[Collected data]
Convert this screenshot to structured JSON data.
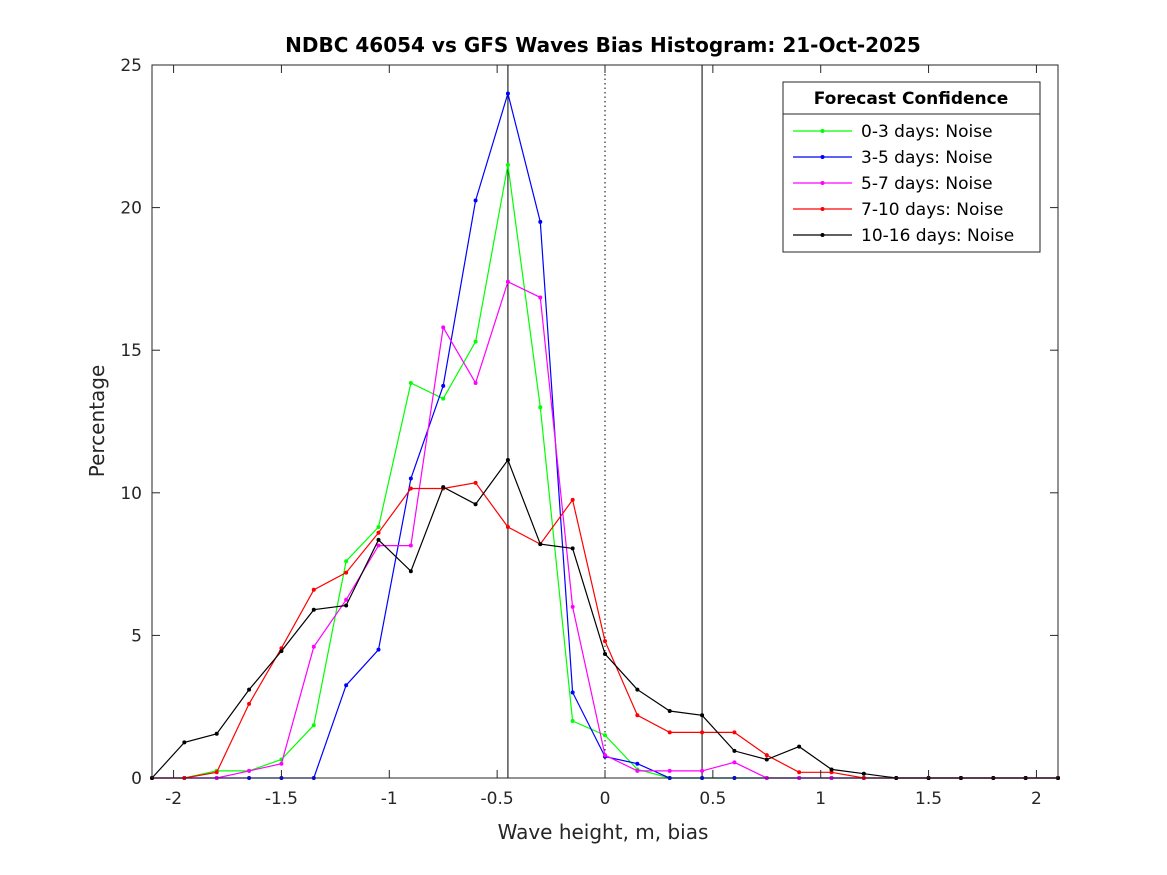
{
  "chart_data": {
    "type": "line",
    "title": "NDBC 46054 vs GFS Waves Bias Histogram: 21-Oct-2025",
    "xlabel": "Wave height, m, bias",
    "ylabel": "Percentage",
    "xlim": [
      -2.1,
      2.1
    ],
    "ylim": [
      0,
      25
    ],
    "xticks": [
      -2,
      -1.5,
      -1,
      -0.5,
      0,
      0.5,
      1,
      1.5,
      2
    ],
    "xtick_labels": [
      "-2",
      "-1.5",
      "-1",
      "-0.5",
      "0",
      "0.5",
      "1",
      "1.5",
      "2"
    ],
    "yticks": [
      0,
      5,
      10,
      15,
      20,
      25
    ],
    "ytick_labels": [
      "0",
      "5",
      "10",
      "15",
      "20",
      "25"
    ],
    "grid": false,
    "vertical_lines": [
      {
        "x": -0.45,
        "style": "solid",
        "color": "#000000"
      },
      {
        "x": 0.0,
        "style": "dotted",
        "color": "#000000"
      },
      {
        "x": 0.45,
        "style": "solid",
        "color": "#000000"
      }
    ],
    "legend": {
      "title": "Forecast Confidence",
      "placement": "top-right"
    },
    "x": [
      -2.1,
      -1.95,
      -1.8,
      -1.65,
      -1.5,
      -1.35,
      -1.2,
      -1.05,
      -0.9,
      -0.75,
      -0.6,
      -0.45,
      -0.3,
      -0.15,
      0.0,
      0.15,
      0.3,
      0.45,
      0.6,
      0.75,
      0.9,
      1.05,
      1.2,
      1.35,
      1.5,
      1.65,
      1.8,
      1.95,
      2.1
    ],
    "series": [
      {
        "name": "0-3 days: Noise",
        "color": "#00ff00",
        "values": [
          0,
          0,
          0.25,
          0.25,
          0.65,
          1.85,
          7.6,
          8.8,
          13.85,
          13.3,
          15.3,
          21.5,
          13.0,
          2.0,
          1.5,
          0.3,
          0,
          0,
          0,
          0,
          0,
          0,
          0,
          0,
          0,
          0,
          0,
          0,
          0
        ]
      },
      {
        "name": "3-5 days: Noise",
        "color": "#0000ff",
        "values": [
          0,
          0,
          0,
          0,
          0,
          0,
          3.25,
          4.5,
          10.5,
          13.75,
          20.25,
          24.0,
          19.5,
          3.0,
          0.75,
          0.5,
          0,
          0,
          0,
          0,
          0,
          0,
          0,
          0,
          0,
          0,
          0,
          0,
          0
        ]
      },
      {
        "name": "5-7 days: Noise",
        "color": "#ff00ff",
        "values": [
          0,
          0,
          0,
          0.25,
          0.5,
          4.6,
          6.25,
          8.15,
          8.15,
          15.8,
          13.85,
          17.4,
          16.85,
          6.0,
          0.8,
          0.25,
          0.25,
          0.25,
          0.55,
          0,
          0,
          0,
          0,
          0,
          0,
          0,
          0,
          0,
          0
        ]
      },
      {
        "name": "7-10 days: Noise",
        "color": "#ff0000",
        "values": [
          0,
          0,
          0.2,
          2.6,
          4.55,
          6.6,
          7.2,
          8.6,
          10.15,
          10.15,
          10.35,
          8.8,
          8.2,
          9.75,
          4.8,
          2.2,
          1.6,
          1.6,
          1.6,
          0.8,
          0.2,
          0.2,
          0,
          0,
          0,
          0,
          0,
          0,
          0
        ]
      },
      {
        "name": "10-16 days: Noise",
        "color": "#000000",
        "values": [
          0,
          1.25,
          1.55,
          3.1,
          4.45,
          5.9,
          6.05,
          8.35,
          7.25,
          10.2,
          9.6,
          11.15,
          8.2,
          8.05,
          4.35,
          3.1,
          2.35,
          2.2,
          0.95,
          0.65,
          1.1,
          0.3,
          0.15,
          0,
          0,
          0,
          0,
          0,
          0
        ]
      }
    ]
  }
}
...
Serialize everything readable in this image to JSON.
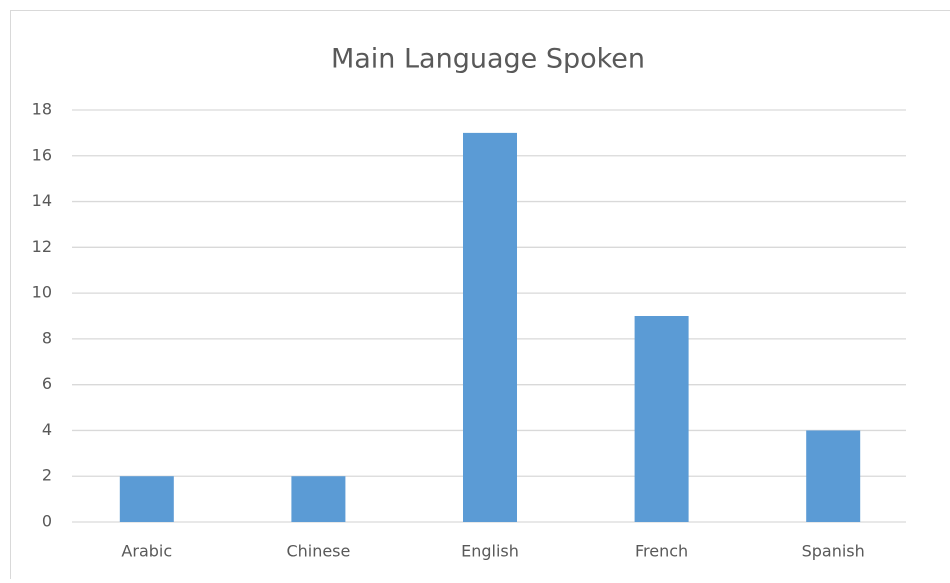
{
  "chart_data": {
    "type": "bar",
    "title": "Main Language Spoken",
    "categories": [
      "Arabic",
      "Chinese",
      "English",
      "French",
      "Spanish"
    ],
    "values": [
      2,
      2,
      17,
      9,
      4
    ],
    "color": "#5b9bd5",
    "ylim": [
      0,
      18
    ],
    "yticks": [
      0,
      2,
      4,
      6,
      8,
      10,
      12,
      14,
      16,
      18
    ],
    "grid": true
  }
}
--
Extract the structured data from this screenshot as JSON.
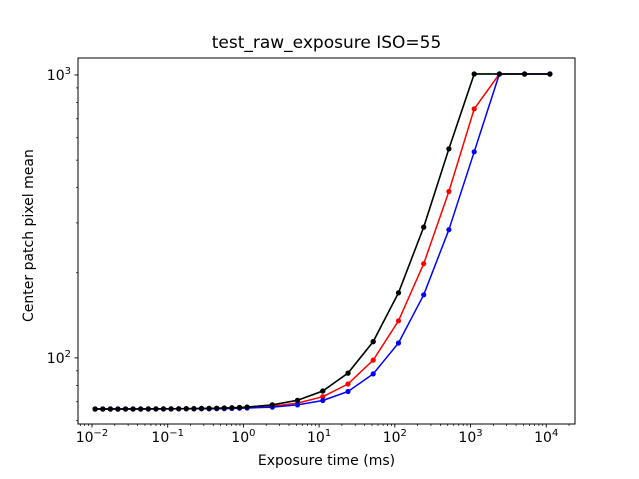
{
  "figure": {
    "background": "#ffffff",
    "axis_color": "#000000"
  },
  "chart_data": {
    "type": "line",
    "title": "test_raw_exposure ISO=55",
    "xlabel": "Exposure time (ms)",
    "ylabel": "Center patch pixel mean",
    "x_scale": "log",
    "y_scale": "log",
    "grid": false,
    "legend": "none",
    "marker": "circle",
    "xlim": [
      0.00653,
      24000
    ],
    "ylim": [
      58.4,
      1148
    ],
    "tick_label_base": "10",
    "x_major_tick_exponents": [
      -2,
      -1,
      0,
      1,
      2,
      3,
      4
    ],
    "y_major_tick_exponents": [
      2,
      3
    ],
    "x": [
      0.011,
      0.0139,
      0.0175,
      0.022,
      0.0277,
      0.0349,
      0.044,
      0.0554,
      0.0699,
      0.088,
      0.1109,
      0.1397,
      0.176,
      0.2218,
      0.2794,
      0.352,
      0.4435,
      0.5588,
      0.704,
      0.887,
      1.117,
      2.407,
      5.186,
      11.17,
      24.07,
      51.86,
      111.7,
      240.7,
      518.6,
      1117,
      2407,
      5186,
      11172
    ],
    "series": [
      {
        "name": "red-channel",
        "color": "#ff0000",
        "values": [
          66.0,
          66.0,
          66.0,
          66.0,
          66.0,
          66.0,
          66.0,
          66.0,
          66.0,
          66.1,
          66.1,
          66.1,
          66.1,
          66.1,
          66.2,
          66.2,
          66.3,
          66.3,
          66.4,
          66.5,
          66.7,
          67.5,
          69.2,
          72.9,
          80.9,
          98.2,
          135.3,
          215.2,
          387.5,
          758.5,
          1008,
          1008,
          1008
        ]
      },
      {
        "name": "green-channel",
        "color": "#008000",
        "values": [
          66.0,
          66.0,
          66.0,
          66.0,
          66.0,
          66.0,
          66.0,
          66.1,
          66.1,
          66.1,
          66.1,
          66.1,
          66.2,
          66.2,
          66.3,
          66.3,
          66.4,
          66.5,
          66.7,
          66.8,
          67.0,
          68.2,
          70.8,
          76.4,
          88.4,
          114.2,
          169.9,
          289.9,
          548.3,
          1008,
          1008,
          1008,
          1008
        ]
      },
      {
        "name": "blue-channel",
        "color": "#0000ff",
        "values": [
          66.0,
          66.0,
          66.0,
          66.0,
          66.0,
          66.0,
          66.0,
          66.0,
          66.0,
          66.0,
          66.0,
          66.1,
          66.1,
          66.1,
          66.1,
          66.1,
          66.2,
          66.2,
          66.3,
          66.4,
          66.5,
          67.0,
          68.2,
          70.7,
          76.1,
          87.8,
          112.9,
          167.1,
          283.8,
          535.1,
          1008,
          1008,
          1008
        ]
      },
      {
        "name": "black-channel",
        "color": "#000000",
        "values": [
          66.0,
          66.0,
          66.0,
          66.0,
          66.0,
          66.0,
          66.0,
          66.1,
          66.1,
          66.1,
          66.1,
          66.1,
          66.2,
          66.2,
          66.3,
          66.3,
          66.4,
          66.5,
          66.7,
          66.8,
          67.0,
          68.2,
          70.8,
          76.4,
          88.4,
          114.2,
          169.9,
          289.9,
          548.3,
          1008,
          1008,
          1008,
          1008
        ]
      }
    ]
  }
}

**PROBLEM TO WORK ON**: Pull out every line in the data above that has the word "channel".

**SOLUTION TO THE EXERCISE**:
        "name": "red-channel",
        "name": "green-channel",
        "name": "blue-channel",
        "name": "black-channel",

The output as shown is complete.